• What to do: Using the entries that follow, state how many lines contain the word "ultrasound". The response is that number and nothing more.

• Supplied records:
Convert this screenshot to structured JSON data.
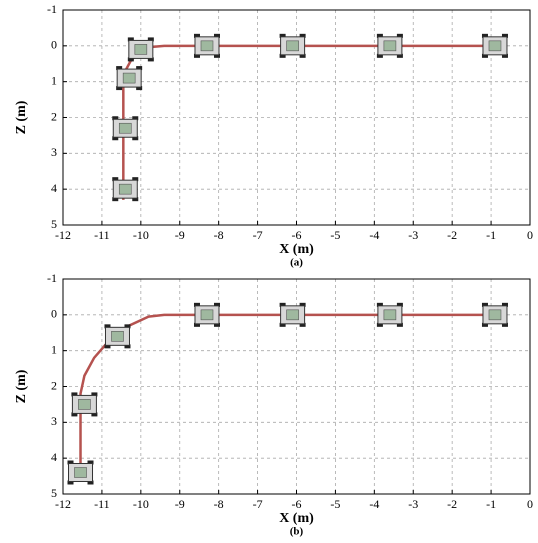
{
  "chart_data": [
    {
      "type": "line",
      "xlabel": "X (m)",
      "ylabel": "Z (m)",
      "caption": "(a)",
      "xlim": [
        -12,
        0
      ],
      "ylim": [
        5,
        -1
      ],
      "xticks": [
        -12,
        -11,
        -10,
        -9,
        -8,
        -7,
        -6,
        -5,
        -4,
        -3,
        -2,
        -1,
        0
      ],
      "yticks": [
        -1,
        0,
        1,
        2,
        3,
        4,
        5
      ],
      "grid": true,
      "series": [
        {
          "color": "#b5524f",
          "x": [
            -10.45,
            -10.45,
            -10.4,
            -10.25,
            -10.0,
            -9.7,
            -9.4,
            -0.8
          ],
          "values": [
            4.3,
            1.0,
            0.7,
            0.4,
            0.15,
            0.03,
            0,
            0
          ]
        }
      ],
      "vehicles": {
        "x": [
          -10.4,
          -10.4,
          -10.3,
          -10.0,
          -8.3,
          -6.1,
          -3.6,
          -0.9
        ],
        "values": [
          4.0,
          2.3,
          0.9,
          0.1,
          0,
          0,
          0,
          0
        ]
      }
    },
    {
      "type": "line",
      "xlabel": "X (m)",
      "ylabel": "Z (m)",
      "caption": "(b)",
      "xlim": [
        -12,
        0
      ],
      "ylim": [
        5,
        -1
      ],
      "xticks": [
        -12,
        -11,
        -10,
        -9,
        -8,
        -7,
        -6,
        -5,
        -4,
        -3,
        -2,
        -1,
        0
      ],
      "yticks": [
        -1,
        0,
        1,
        2,
        3,
        4,
        5
      ],
      "grid": true,
      "series": [
        {
          "color": "#b5524f",
          "x": [
            -11.55,
            -11.55,
            -11.45,
            -11.2,
            -10.8,
            -10.3,
            -9.8,
            -9.4,
            -0.8
          ],
          "values": [
            4.3,
            2.2,
            1.7,
            1.2,
            0.7,
            0.3,
            0.05,
            0,
            0
          ]
        }
      ],
      "vehicles": {
        "x": [
          -11.55,
          -11.45,
          -10.6,
          -8.3,
          -6.1,
          -3.6,
          -0.9
        ],
        "values": [
          4.4,
          2.5,
          0.6,
          0,
          0,
          0,
          0
        ]
      }
    }
  ]
}
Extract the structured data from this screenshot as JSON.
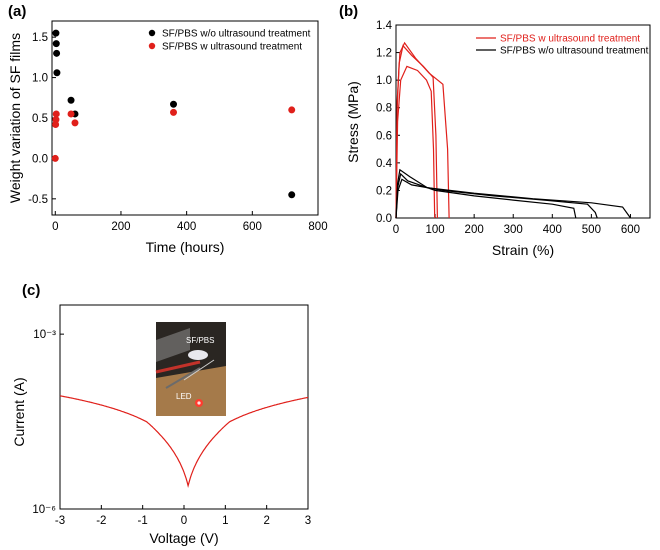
{
  "colors": {
    "red": "#e0201b",
    "black": "#000000",
    "inset_bg": "#2a2622",
    "inset_wood": "#a57a4a"
  },
  "chart_data": [
    {
      "id": "a",
      "panel_label": "(a)",
      "type": "scatter",
      "xlabel": "Time (hours)",
      "ylabel": "Weight variation of SF films",
      "xlim": [
        -10,
        800
      ],
      "ylim": [
        -0.7,
        1.7
      ],
      "xticks": [
        "0",
        "200",
        "400",
        "600",
        "800"
      ],
      "yticks": [
        "-0.5",
        "0.0",
        "0.5",
        "1.0",
        "1.5"
      ],
      "legend_position": "top-right",
      "series": [
        {
          "name": "SF/PBS w/o ultrasound treatment",
          "color": "#000000",
          "points": [
            [
              2,
              1.55
            ],
            [
              3,
              1.42
            ],
            [
              4,
              1.3
            ],
            [
              5,
              1.06
            ],
            [
              48,
              0.72
            ],
            [
              60,
              0.55
            ],
            [
              360,
              0.67
            ],
            [
              720,
              -0.45
            ]
          ]
        },
        {
          "name": "SF/PBS w ultrasound treatment",
          "color": "#e0201b",
          "points": [
            [
              0,
              0.0
            ],
            [
              1,
              0.42
            ],
            [
              2,
              0.48
            ],
            [
              3,
              0.55
            ],
            [
              48,
              0.55
            ],
            [
              60,
              0.44
            ],
            [
              360,
              0.57
            ],
            [
              720,
              0.6
            ]
          ]
        }
      ]
    },
    {
      "id": "b",
      "panel_label": "(b)",
      "type": "line",
      "xlabel": "Strain (%)",
      "ylabel": "Stress (MPa)",
      "xlim": [
        0,
        650
      ],
      "ylim": [
        0,
        1.4
      ],
      "xticks": [
        "0",
        "100",
        "200",
        "300",
        "400",
        "500",
        "600"
      ],
      "yticks": [
        "0.0",
        "0.2",
        "0.4",
        "0.6",
        "0.8",
        "1.0",
        "1.2",
        "1.4"
      ],
      "legend_position": "top-right",
      "legend": [
        {
          "name": "SF/PBS w ultrasound treatment",
          "color": "#e0201b"
        },
        {
          "name": "SF/PBS w/o ultrasound treatment",
          "color": "#000000"
        }
      ],
      "series": [
        {
          "name": "w ultrasound 1",
          "color": "#e0201b",
          "points": [
            [
              0,
              0
            ],
            [
              3,
              0.8
            ],
            [
              8,
              1.12
            ],
            [
              18,
              1.25
            ],
            [
              40,
              1.18
            ],
            [
              70,
              1.1
            ],
            [
              95,
              1.02
            ],
            [
              102,
              0.6
            ],
            [
              106,
              0
            ]
          ]
        },
        {
          "name": "w ultrasound 2",
          "color": "#e0201b",
          "points": [
            [
              0,
              0
            ],
            [
              3,
              0.85
            ],
            [
              10,
              1.2
            ],
            [
              22,
              1.27
            ],
            [
              50,
              1.16
            ],
            [
              85,
              1.05
            ],
            [
              120,
              0.97
            ],
            [
              132,
              0.5
            ],
            [
              136,
              0
            ]
          ]
        },
        {
          "name": "w ultrasound 3",
          "color": "#e0201b",
          "points": [
            [
              0,
              0
            ],
            [
              4,
              0.7
            ],
            [
              12,
              1.0
            ],
            [
              28,
              1.1
            ],
            [
              55,
              1.07
            ],
            [
              78,
              1.0
            ],
            [
              90,
              0.92
            ],
            [
              96,
              0.5
            ],
            [
              99,
              0
            ]
          ]
        },
        {
          "name": "w/o ultrasound 1",
          "color": "#000000",
          "points": [
            [
              0,
              0
            ],
            [
              4,
              0.22
            ],
            [
              12,
              0.32
            ],
            [
              30,
              0.27
            ],
            [
              100,
              0.2
            ],
            [
              200,
              0.16
            ],
            [
              300,
              0.13
            ],
            [
              400,
              0.1
            ],
            [
              455,
              0.07
            ],
            [
              460,
              0
            ]
          ]
        },
        {
          "name": "w/o ultrasound 2",
          "color": "#000000",
          "points": [
            [
              0,
              0
            ],
            [
              5,
              0.2
            ],
            [
              15,
              0.28
            ],
            [
              40,
              0.24
            ],
            [
              120,
              0.2
            ],
            [
              250,
              0.16
            ],
            [
              380,
              0.13
            ],
            [
              490,
              0.1
            ],
            [
              510,
              0.04
            ],
            [
              515,
              0
            ]
          ]
        },
        {
          "name": "w/o ultrasound 3",
          "color": "#000000",
          "points": [
            [
              0,
              0
            ],
            [
              4,
              0.25
            ],
            [
              10,
              0.35
            ],
            [
              35,
              0.3
            ],
            [
              80,
              0.22
            ],
            [
              200,
              0.18
            ],
            [
              350,
              0.14
            ],
            [
              500,
              0.11
            ],
            [
              580,
              0.08
            ],
            [
              600,
              0
            ]
          ]
        }
      ]
    },
    {
      "id": "c",
      "panel_label": "(c)",
      "type": "line",
      "xlabel": "Voltage (V)",
      "ylabel": "Current (A)",
      "xlim": [
        -3,
        3
      ],
      "y_scale": "log",
      "ylim_log10": [
        -6,
        -2.5
      ],
      "xticks": [
        "-3",
        "-2",
        "-1",
        "0",
        "1",
        "2",
        "3"
      ],
      "ytick_values_log10": [
        -6,
        -3
      ],
      "yticks": [
        "10⁻⁶",
        "10⁻³"
      ],
      "series": [
        {
          "name": "I-V curve",
          "color": "#e0201b",
          "min_voltage": 0.1,
          "min_current_log10": -5.6
        }
      ],
      "inset": {
        "label_top": "SF/PBS",
        "label_bottom": "LED"
      }
    }
  ]
}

• Answer to this problem: 10